**CHALLENGE**
Pick out and copy every line below that has the word "Valori".

* start RECORD LIST *

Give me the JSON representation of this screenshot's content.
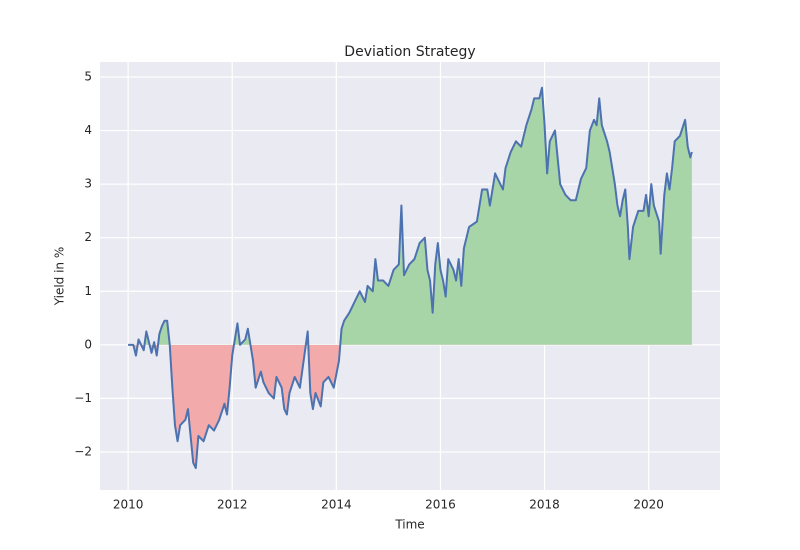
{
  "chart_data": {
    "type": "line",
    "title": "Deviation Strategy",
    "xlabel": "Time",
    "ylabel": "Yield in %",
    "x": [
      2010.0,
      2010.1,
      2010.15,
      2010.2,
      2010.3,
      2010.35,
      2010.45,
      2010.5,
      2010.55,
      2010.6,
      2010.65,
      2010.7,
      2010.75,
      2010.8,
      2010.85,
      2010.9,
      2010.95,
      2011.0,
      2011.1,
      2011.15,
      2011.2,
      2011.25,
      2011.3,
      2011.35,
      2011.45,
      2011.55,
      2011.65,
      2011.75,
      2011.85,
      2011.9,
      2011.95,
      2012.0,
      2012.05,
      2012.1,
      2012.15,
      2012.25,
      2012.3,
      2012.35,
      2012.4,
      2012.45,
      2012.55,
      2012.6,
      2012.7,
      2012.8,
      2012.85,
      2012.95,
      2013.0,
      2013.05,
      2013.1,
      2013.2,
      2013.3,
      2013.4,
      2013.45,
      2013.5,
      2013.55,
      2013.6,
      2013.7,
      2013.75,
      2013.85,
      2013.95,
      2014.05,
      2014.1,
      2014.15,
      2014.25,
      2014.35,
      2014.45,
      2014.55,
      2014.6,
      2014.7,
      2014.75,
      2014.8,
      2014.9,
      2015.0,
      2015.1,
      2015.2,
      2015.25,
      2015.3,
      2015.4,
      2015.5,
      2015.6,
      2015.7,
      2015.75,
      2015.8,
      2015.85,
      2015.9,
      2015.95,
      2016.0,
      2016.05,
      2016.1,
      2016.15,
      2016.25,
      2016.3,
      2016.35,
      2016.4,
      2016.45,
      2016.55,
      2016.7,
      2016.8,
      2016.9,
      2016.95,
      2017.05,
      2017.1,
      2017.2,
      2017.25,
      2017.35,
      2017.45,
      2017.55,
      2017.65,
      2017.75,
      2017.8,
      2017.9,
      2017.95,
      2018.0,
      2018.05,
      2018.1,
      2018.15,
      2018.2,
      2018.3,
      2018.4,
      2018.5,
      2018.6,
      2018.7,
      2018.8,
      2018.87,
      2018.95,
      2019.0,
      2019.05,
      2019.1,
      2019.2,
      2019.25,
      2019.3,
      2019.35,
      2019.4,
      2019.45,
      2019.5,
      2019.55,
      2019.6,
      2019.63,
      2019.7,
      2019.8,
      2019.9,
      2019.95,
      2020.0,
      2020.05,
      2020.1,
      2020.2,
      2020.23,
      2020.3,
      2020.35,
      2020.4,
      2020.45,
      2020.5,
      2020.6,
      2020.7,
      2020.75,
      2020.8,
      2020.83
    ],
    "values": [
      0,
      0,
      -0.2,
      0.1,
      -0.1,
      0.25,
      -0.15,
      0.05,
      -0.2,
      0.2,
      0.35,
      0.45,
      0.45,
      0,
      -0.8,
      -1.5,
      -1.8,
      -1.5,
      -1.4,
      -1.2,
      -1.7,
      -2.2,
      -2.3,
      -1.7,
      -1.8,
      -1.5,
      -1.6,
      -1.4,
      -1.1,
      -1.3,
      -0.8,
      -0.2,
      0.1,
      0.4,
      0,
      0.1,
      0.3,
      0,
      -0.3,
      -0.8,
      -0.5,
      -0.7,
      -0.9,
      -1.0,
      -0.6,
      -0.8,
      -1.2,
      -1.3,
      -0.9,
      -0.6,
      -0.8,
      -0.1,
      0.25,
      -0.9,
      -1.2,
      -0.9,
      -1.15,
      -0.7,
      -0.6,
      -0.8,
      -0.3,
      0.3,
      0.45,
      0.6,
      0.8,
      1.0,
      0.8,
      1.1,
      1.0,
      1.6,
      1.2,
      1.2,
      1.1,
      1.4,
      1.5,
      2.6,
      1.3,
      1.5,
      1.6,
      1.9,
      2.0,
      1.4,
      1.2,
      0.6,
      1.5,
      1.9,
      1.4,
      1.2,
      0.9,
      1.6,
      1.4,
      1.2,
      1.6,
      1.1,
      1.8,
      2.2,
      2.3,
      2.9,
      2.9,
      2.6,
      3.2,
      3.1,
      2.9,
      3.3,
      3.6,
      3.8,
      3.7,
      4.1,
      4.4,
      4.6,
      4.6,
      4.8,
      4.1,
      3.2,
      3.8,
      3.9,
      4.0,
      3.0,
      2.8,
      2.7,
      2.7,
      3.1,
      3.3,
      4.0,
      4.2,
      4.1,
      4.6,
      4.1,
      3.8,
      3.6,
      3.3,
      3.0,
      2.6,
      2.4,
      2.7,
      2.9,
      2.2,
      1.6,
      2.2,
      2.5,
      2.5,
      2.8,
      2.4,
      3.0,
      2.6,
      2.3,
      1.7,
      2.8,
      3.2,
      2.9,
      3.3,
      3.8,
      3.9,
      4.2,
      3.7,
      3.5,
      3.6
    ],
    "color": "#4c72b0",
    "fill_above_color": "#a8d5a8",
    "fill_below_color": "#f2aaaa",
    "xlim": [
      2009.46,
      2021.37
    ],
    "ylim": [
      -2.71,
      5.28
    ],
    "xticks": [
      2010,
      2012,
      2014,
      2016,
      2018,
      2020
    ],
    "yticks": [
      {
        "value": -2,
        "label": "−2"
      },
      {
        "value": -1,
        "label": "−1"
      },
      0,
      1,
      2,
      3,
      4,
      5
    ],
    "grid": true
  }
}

* end RECORD LIST *
* start RECORD LIST *

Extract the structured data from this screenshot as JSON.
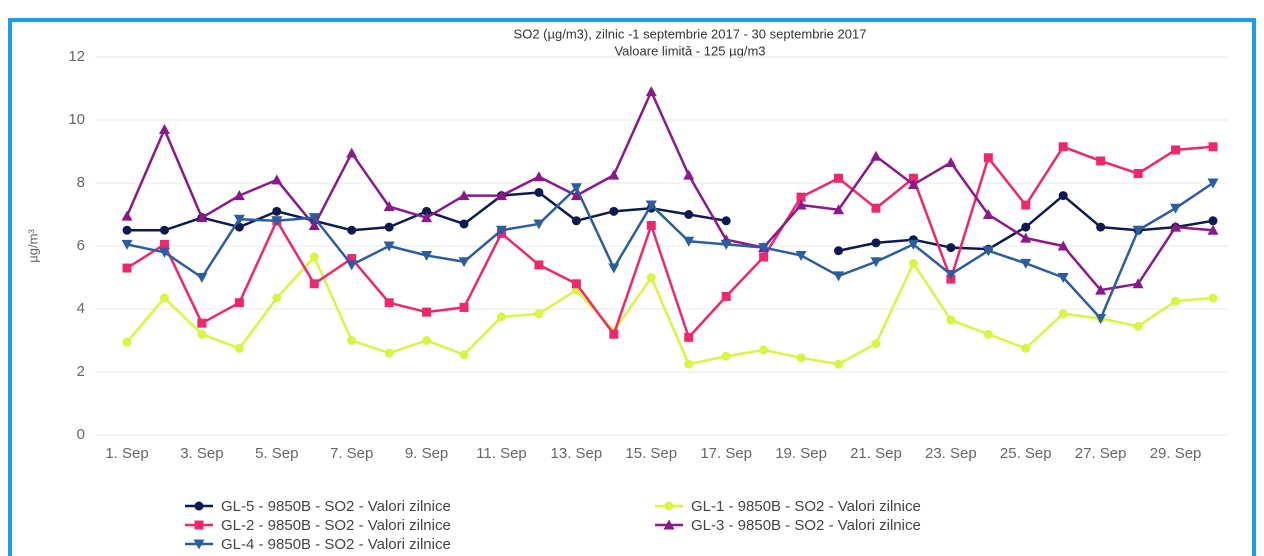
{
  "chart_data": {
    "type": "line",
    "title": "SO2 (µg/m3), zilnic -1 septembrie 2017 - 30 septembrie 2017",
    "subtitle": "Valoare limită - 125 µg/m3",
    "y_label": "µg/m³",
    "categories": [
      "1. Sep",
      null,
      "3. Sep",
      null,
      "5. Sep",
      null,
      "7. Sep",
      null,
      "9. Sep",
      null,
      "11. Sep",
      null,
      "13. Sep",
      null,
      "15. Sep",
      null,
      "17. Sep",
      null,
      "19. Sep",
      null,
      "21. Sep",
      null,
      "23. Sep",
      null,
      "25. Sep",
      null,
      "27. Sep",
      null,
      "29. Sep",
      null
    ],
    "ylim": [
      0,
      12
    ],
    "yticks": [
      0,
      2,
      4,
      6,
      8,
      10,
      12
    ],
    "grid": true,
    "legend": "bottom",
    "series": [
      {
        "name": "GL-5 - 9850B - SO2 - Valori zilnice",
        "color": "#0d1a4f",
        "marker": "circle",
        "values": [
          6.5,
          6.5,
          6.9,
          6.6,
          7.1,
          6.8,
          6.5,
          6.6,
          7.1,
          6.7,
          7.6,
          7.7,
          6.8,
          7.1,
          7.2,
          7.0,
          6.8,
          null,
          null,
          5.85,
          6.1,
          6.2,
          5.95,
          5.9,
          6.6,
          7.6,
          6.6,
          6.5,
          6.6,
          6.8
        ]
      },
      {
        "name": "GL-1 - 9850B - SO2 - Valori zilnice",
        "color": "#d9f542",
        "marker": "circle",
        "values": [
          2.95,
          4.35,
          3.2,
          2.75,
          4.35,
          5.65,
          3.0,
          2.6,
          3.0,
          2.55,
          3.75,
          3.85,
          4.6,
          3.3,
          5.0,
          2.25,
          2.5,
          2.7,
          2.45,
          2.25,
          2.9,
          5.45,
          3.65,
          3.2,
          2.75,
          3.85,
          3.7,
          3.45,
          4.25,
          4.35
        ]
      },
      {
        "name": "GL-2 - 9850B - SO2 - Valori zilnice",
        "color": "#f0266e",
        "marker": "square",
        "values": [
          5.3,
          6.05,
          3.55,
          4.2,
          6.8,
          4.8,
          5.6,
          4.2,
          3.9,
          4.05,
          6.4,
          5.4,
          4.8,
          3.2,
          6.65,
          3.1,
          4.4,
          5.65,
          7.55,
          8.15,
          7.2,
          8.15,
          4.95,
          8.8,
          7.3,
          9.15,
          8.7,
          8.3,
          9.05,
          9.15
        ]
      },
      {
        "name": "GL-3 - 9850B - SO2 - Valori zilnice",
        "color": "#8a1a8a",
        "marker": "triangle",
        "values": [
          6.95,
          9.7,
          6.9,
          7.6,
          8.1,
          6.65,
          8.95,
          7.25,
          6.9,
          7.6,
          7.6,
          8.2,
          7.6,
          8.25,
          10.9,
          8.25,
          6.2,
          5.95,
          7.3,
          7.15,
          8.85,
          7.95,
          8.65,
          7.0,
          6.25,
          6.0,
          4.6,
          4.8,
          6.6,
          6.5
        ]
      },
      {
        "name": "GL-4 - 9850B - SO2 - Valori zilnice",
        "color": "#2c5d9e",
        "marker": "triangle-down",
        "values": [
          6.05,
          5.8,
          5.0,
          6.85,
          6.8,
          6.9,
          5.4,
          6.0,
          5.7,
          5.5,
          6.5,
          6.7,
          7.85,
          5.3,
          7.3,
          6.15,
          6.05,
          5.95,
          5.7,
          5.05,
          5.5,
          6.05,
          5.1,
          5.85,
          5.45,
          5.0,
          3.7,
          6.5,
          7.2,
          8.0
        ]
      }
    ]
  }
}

* end RECORD LIST *
* start RECORD LIST *

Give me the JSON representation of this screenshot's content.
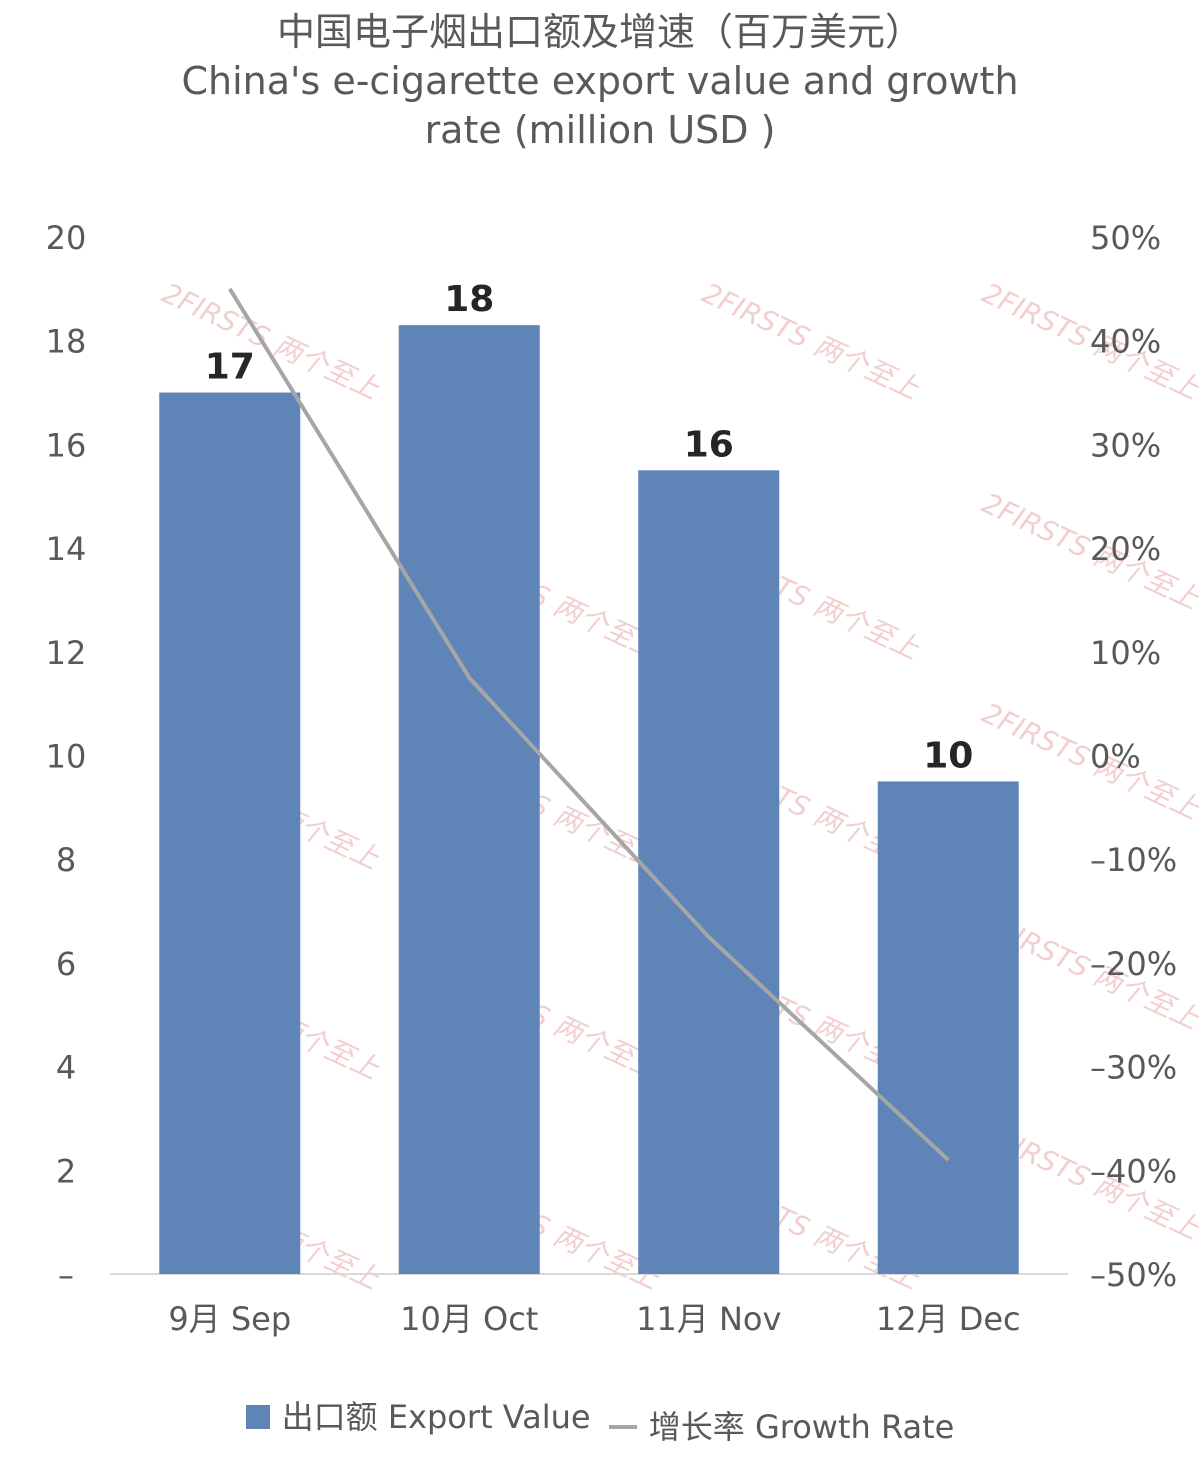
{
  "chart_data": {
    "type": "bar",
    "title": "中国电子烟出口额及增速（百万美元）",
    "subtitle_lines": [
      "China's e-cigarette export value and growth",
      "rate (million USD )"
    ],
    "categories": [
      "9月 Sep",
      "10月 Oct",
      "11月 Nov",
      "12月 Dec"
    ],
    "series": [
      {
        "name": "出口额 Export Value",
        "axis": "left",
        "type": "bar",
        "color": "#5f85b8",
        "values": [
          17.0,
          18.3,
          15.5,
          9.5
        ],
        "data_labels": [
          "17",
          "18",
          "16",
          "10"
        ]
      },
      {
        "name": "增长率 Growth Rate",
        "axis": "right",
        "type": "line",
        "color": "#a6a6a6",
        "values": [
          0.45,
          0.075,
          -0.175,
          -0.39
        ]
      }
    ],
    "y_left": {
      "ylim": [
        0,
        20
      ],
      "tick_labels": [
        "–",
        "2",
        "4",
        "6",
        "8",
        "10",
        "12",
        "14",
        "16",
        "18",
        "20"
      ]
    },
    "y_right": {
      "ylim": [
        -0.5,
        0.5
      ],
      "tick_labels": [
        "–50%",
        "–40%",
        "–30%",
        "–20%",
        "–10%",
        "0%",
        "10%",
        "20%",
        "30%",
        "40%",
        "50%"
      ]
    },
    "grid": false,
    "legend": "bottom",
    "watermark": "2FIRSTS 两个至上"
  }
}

* end RECORD LIST *

**EXERCISE RESPONSE**
        "name": "GL-5 - 9850B - SO2 - Valori zilnice",
        "name": "GL-1 - 9850B - SO2 - Valori zilnice",
        "name": "GL-2 - 9850B - SO2 - Valori zilnice",
        "name": "GL-3 - 9850B - SO2 - Valori zilnice",
        "name": "GL-4 - 9850B - SO2 - Valori zilnice",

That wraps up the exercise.